Exercise passage:

=== Section Start ===

Dual Diagnosis: Phobias and Addiction

When in real danger, fear is a natural response. On the other hand, a specific phobia is an unrealistic fear of an object or situation. This fear has little to do with reality. For this reason, treatment options, including therapy for phobias and medications for phobias, are beneficial.

Although some phobias are based on real experiences, they can become disproportionate to reality. Experiences that invoke phobias include spider bites, plane crashes, and being stuck in an elevator. Phobias interfere with daily life, specifically jobs, relationships, and social activities.

Substance use disorders also commonly co-occur with phobias. People with this type of mental illness may turn to drugs and alcohol as a means of trying to cope with and ease their symptoms. For this reason, the treatment of phobias should focus on dual diagnosis, not just one condition.

At Discovery Institute in Marlboro, New Jersey, our team of professional addiction specialists treats co-occurring disorders such as phobias and addiction.

What are Phobias?

A phobia is an irrational fear of a situation, animal, or object. Although phobias are overwhelming and stressful, they are unjustified and unreasonable. A person struggling with a phobia will avoid their fear at all costs. This avoidance can be self-destructive and restricting.

There are many different phobias. But, the most common types of phobias include specific phobias and social phobias. The types and examples are illustrated below.

Specific Phobias

Often co-occurring with other disorders, specific phobias are irrational fears that pose no actual threat. For instance, the common specific phobia of being trapped in small places is claustrophobia. With this phobia, people fear restricted movements, small places, and suffocation. Specific phobias often co-occur with generalized anxiety, post-traumatic stress disorder, and obsessive-compulsive disorder.

Common categories of specific phobias are:

  • Situations such as going to school, enclosed places, and airplanes
  • Nature such as heights and thunderstorms
  • Animals or insects such as dogs and spiders
  • Blood, injections, and injuries including needles, accidents, and medical procedures
  • Others such as clowns, loud noises, choking, and vomiting

Specific phobias have their terms. These include acrophobia, the fear of heights, and arachnophobia, the fear of spiders. However, no matter the phobia, they have common reactions, including:

  • Immediate, intense fear, panic, and anxiety when facing the fear or even thinking about it
  • Being aware that phobias are irrational but being powerless in controlling them
  • The closer the object or situation time, the greater the fear and panic
  • Avoiding objects or situations at all cost
  • The fear disrupts normal daily functions
  • Physical reactions including trouble breathing, tight chest, rapid heartbeat, and sweating
  • Feeling dizzy and nauseous around blood and injuries

Phobias in children can lead to tantrums, crying, clingy, and refusing to leave their parents.

=== Section End ===

Exercises:
a) In the text on phobias and addiction, what is the fear of heights called?
b) Reproduce the stretch of the text on phobias and addiction from "Often co-occurring with" through "and obsessive-compulsive disorder.".
c) Write the next part of the text on phobias and addiction, picking up after its last sentence.

Supplied information:
=== Section Start ===

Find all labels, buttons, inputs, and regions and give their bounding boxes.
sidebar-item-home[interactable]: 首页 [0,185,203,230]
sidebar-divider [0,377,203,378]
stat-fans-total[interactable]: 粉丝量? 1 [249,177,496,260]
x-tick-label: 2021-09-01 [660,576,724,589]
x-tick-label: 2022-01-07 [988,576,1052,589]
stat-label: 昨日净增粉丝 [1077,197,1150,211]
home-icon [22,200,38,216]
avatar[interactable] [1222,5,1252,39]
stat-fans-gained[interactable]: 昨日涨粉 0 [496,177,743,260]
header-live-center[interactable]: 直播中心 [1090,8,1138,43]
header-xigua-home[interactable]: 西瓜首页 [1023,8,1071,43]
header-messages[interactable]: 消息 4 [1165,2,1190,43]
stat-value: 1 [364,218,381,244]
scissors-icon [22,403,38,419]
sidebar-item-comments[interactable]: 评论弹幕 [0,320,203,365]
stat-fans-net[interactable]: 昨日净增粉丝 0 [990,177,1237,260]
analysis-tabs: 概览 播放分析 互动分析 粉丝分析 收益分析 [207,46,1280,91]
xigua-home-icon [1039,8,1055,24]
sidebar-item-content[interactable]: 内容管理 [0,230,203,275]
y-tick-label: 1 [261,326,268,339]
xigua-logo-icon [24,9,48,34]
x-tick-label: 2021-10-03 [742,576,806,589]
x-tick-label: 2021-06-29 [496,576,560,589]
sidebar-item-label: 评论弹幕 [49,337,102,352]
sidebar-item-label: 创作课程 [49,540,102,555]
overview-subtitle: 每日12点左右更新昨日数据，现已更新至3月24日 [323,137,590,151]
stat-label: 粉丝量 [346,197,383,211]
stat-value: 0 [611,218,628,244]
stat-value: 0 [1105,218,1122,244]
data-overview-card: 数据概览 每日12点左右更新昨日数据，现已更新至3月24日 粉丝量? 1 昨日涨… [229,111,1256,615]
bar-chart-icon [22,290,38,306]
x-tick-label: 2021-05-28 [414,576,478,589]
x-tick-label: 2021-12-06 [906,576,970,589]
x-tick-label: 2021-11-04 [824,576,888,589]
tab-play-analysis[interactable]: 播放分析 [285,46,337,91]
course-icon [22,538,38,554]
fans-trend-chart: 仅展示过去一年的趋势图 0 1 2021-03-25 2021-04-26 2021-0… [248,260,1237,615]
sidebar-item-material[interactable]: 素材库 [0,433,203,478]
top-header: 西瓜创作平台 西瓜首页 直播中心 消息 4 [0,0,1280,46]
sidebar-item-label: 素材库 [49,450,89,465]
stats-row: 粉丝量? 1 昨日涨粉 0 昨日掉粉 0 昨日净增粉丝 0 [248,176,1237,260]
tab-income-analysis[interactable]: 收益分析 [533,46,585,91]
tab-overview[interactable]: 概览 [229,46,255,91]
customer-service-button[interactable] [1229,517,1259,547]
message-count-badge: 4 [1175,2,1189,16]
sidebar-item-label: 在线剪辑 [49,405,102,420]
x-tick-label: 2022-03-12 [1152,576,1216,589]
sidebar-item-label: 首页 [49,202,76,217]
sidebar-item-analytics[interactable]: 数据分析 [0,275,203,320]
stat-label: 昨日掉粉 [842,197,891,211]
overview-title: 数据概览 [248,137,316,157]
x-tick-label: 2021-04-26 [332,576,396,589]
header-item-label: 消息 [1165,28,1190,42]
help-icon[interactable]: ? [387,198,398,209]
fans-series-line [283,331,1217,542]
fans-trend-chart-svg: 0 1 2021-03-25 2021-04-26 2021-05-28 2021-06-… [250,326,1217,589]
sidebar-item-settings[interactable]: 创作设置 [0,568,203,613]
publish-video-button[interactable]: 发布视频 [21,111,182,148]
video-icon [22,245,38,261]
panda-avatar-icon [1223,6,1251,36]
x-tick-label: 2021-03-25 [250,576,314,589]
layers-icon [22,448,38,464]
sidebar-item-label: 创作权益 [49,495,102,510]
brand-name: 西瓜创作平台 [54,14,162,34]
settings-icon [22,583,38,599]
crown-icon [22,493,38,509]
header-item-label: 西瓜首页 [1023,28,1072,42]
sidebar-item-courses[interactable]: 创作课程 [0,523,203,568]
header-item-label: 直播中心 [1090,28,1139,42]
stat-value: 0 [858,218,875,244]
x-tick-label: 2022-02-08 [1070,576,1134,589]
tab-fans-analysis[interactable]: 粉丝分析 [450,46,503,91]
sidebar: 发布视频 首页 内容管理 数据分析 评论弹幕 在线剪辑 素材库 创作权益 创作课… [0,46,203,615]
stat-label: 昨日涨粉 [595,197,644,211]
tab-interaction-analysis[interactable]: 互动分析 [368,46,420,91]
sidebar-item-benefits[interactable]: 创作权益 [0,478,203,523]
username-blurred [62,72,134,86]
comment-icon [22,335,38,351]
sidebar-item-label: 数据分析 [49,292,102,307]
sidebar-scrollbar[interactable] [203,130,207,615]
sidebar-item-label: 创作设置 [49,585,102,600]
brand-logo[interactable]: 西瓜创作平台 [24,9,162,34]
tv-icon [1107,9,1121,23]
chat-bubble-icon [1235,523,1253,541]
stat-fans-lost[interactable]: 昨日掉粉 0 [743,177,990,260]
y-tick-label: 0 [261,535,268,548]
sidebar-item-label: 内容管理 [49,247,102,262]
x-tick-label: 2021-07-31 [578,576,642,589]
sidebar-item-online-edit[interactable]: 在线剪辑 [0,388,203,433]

=== Section End ===

Task-by-task outputs:
a) Acrophobia.

b)
Often co-occurring with other disorders, specific phobias are irrational fears that pose no actual threat. For instance, the common specific phobia of being trapped in small places is claustrophobia. With this phobia, people fear restricted movements, small places, and suffocation. Specific phobias often co-occur with generalized anxiety, post-traumatic stress disorder, and obsessive-compulsive disorder.

c)
Social Phobias

phobias and addiction detox NJFeeling nervous in some social situations is normal. For instance, giving a speech or going on a date can cause the “butterfly” feeling. However, with social phobia, everyday interactions can cause fear, anxiety, and feelings of being judged.

Social phobia, also known as a social anxiety disorder, disrupts everyday life because of fear and anxiety. The severe stress of social phobia affects work, school, and relationships. But, the many phobia treatment options, such as therapy and medication for phobias, can help gain confidence hence improving social interactions.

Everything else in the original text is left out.